**Available records:**
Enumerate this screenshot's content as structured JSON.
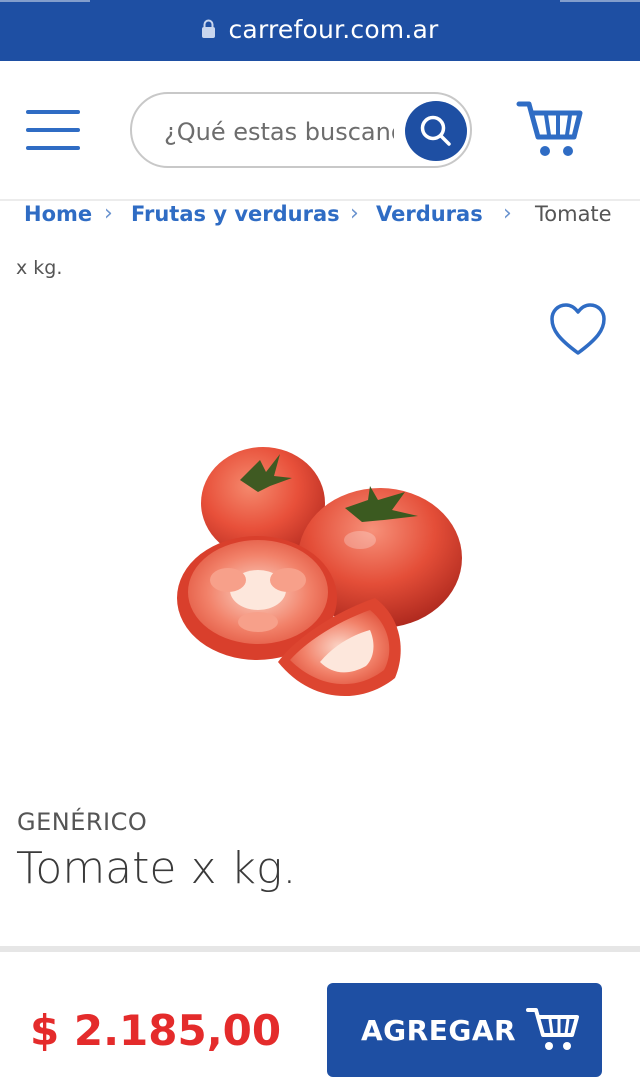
{
  "browser": {
    "url": "carrefour.com.ar"
  },
  "header": {
    "search_placeholder": "¿Qué estas buscando?"
  },
  "breadcrumb": {
    "items": [
      "Home",
      "Frutas y verduras",
      "Verduras"
    ],
    "current_line1": "Tomate",
    "current_line2": "x kg."
  },
  "product": {
    "brand": "GENÉRICO",
    "title": "Tomate x kg.",
    "price": "$ 2.185,00"
  },
  "actions": {
    "add_label": "AGREGAR"
  },
  "colors": {
    "brand_blue": "#1e4fa3",
    "link_blue": "#2f6cc4",
    "price_red": "#e42b2b"
  },
  "icons": [
    "lock-icon",
    "menu-icon",
    "search-icon",
    "cart-icon",
    "heart-icon",
    "chevron-right-icon"
  ]
}
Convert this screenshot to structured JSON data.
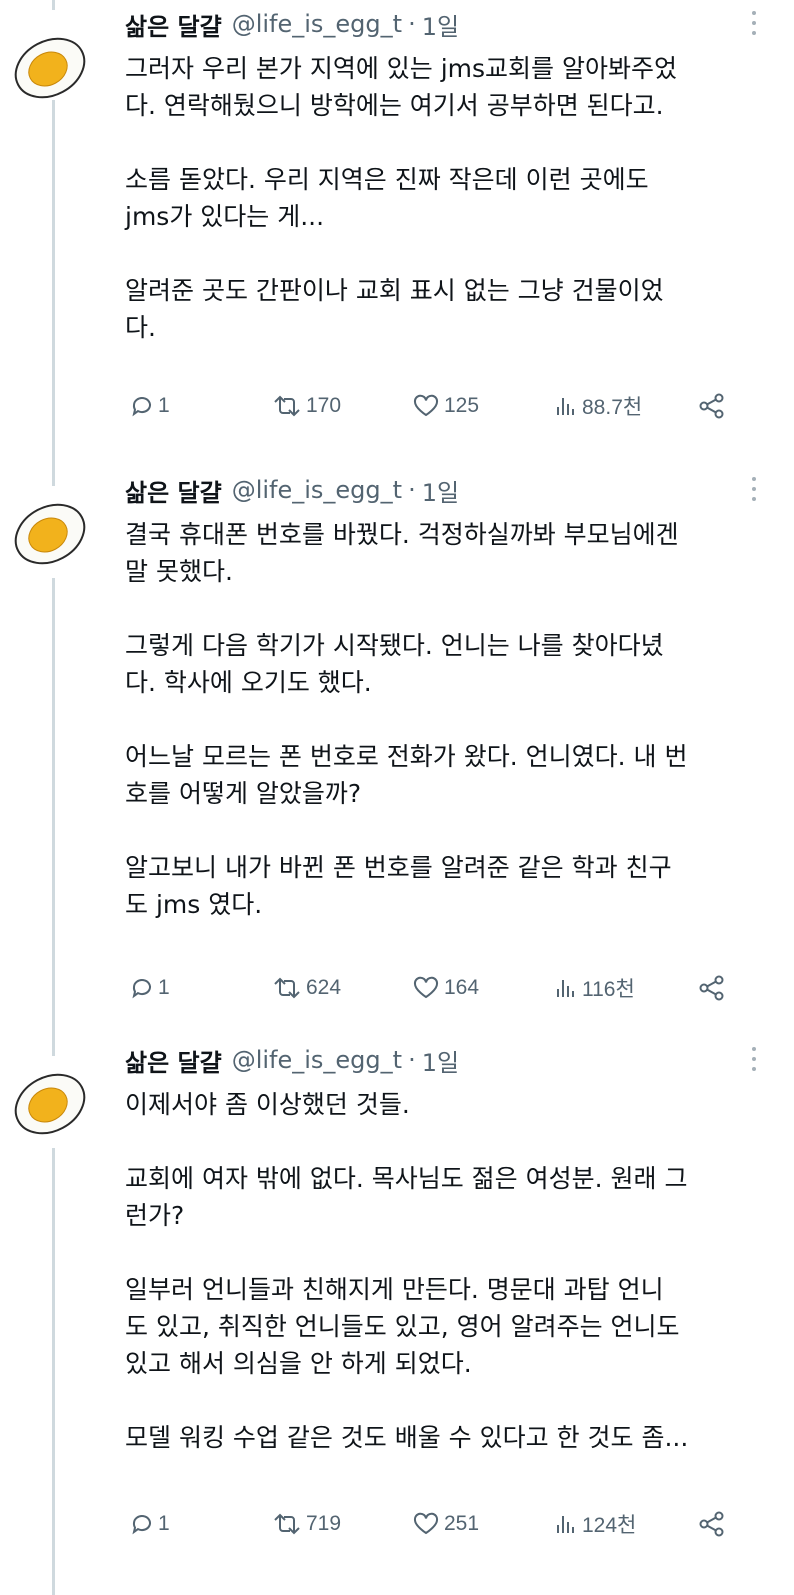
{
  "tweets": [
    {
      "author": {
        "name": "삶은 달걀",
        "handle": "@life_is_egg_t",
        "avatar": "boiled-egg-avatar"
      },
      "separator": "·",
      "time": "1일",
      "paragraphs": [
        "그러자 우리 본가 지역에 있는 jms교회를 알아봐주었\n다. 연락해뒀으니 방학에는 여기서 공부하면 된다고.",
        "소름 돋았다. 우리 지역은 진짜 작은데 이런 곳에도\njms가 있다는 게...",
        "알려준 곳도 간판이나 교회 표시 없는 그냥 건물이었\n다."
      ],
      "actions": {
        "replies": "1",
        "retweets": "170",
        "likes": "125",
        "views": "88.7천"
      }
    },
    {
      "author": {
        "name": "삶은 달걀",
        "handle": "@life_is_egg_t",
        "avatar": "boiled-egg-avatar"
      },
      "separator": "·",
      "time": "1일",
      "paragraphs": [
        "결국 휴대폰 번호를 바꿨다. 걱정하실까봐 부모님에겐\n말 못했다.",
        "그렇게 다음 학기가 시작됐다. 언니는 나를 찾아다녔\n다. 학사에 오기도 했다.",
        "어느날 모르는 폰 번호로 전화가 왔다. 언니였다. 내 번\n호를 어떻게 알았을까?",
        "알고보니 내가 바뀐 폰 번호를 알려준 같은 학과 친구\n도 jms 였다."
      ],
      "actions": {
        "replies": "1",
        "retweets": "624",
        "likes": "164",
        "views": "116천"
      }
    },
    {
      "author": {
        "name": "삶은 달걀",
        "handle": "@life_is_egg_t",
        "avatar": "boiled-egg-avatar"
      },
      "separator": "·",
      "time": "1일",
      "paragraphs": [
        "이제서야 좀 이상했던 것들.",
        "교회에 여자 밖에 없다. 목사님도 젊은 여성분. 원래 그\n런가?",
        "일부러 언니들과 친해지게 만든다. 명문대 과탑 언니\n도 있고, 취직한 언니들도 있고, 영어 알려주는 언니도\n있고 해서 의심을 안 하게 되었다.",
        "모델 워킹 수업 같은 것도 배울 수 있다고 한 것도 좀..."
      ],
      "actions": {
        "replies": "1",
        "retweets": "719",
        "likes": "251",
        "views": "124천"
      }
    }
  ],
  "icons": {
    "reply": "reply-icon",
    "retweet": "retweet-icon",
    "like": "heart-icon",
    "views": "views-chart-icon",
    "share": "share-icon",
    "more": "more-options-icon"
  },
  "colors": {
    "text": "#0f1419",
    "secondary": "#536471",
    "thread_line": "#cfd9de",
    "egg_yolk": "#f2b21c",
    "egg_white": "#fbfbf7"
  }
}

**Problem description:** Return every line of the preceding records in which the word "JSON" appears.

**Solution for this problem:**
Enumerate this screenshot's content as structured JSON.
Convert this screenshot to structured JSON data.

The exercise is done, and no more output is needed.